● The exercise
The data below must be copied in full and without any change.
======== Records ========
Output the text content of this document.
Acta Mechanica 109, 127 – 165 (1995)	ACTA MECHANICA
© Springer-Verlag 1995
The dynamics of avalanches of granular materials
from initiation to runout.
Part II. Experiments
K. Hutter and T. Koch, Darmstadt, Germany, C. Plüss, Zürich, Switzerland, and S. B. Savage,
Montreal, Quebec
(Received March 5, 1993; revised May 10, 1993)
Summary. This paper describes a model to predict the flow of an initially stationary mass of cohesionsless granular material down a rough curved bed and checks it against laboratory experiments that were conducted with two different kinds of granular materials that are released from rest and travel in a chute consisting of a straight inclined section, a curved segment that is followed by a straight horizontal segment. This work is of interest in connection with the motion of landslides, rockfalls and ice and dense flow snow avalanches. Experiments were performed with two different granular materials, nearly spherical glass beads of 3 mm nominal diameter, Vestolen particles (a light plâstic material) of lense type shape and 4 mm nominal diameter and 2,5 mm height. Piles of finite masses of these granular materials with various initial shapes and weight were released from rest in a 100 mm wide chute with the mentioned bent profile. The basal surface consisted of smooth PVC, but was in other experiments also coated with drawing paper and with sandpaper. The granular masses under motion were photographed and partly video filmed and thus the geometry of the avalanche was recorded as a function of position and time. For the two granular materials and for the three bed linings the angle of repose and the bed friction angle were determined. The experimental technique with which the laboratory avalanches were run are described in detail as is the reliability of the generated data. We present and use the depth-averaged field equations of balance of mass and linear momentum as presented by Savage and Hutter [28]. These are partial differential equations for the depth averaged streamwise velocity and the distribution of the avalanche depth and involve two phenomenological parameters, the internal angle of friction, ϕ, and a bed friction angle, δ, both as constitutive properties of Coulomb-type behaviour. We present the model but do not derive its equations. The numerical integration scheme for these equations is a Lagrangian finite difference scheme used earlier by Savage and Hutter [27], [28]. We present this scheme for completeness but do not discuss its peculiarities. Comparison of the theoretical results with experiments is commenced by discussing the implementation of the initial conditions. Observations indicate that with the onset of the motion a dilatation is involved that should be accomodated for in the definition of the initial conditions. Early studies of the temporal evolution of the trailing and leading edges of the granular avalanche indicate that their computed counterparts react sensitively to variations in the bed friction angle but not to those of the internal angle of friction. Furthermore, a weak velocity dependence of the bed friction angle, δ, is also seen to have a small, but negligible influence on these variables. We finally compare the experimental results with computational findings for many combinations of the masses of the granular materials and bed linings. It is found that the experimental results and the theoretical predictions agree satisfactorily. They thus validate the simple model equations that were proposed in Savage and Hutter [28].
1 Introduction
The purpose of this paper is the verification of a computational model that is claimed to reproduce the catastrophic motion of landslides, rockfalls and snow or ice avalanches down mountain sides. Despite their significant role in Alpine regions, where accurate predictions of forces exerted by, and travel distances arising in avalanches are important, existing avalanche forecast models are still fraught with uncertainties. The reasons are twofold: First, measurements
========
● Exercise answer
Output the text content of this document.
Acta Mechanica 109, 127 – 165 (1995)	ACTA MECHANICA
© Springer-Verlag 1995
The dynamics of avalanches of granular materials
from initiation to runout.
Part II. Experiments
K. Hutter and T. Koch, Darmstadt, Germany, C. Plüss, Zürich, Switzerland, and S. B. Savage,
Montreal, Quebec
(Received March 5, 1993; revised May 10, 1993)
Summary. This paper describes a model to predict the flow of an initially stationary mass of cohesionsless granular material down a rough curved bed and checks it against laboratory experiments that were conducted with two different kinds of granular materials that are released from rest and travel in a chute consisting of a straight inclined section, a curved segment that is followed by a straight horizontal segment. This work is of interest in connection with the motion of landslides, rockfalls and ice and dense flow snow avalanches. Experiments were performed with two different granular materials, nearly spherical glass beads of 3 mm nominal diameter, Vestolen particles (a light plâstic material) of lense type shape and 4 mm nominal diameter and 2,5 mm height. Piles of finite masses of these granular materials with various initial shapes and weight were released from rest in a 100 mm wide chute with the mentioned bent profile. The basal surface consisted of smooth PVC, but was in other experiments also coated with drawing paper and with sandpaper. The granular masses under motion were photographed and partly video filmed and thus the geometry of the avalanche was recorded as a function of position and time. For the two granular materials and for the three bed linings the angle of repose and the bed friction angle were determined. The experimental technique with which the laboratory avalanches were run are described in detail as is the reliability of the generated data. We present and use the depth-averaged field equations of balance of mass and linear momentum as presented by Savage and Hutter [28]. These are partial differential equations for the depth averaged streamwise velocity and the distribution of the avalanche depth and involve two phenomenological parameters, the internal angle of friction, ϕ, and a bed friction angle, δ, both as constitutive properties of Coulomb-type behaviour. We present the model but do not derive its equations. The numerical integration scheme for these equations is a Lagrangian finite difference scheme used earlier by Savage and Hutter [27], [28]. We present this scheme for completeness but do not discuss its peculiarities. Comparison of the theoretical results with experiments is commenced by discussing the implementation of the initial conditions. Observations indicate that with the onset of the motion a dilatation is involved that should be accomodated for in the definition of the initial conditions. Early studies of the temporal evolution of the trailing and leading edges of the granular avalanche indicate that their computed counterparts react sensitively to variations in the bed friction angle but not to those of the internal angle of friction. Furthermore, a weak velocity dependence of the bed friction angle, δ, is also seen to have a small, but negligible influence on these variables. We finally compare the experimental results with computational findings for many combinations of the masses of the granular materials and bed linings. It is found that the experimental results and the theoretical predictions agree satisfactorily. They thus validate the simple model equations that were proposed in Savage and Hutter [28].
1 Introduction
The purpose of this paper is the verification of a computational model that is claimed to reproduce the catastrophic motion of landslides, rockfalls and snow or ice avalanches down mountain sides. Despite their significant role in Alpine regions, where accurate predictions of forces exerted by, and travel distances arising in avalanches are important, existing avalanche forecast models are still fraught with uncertainties. The reasons are twofold: First, measurements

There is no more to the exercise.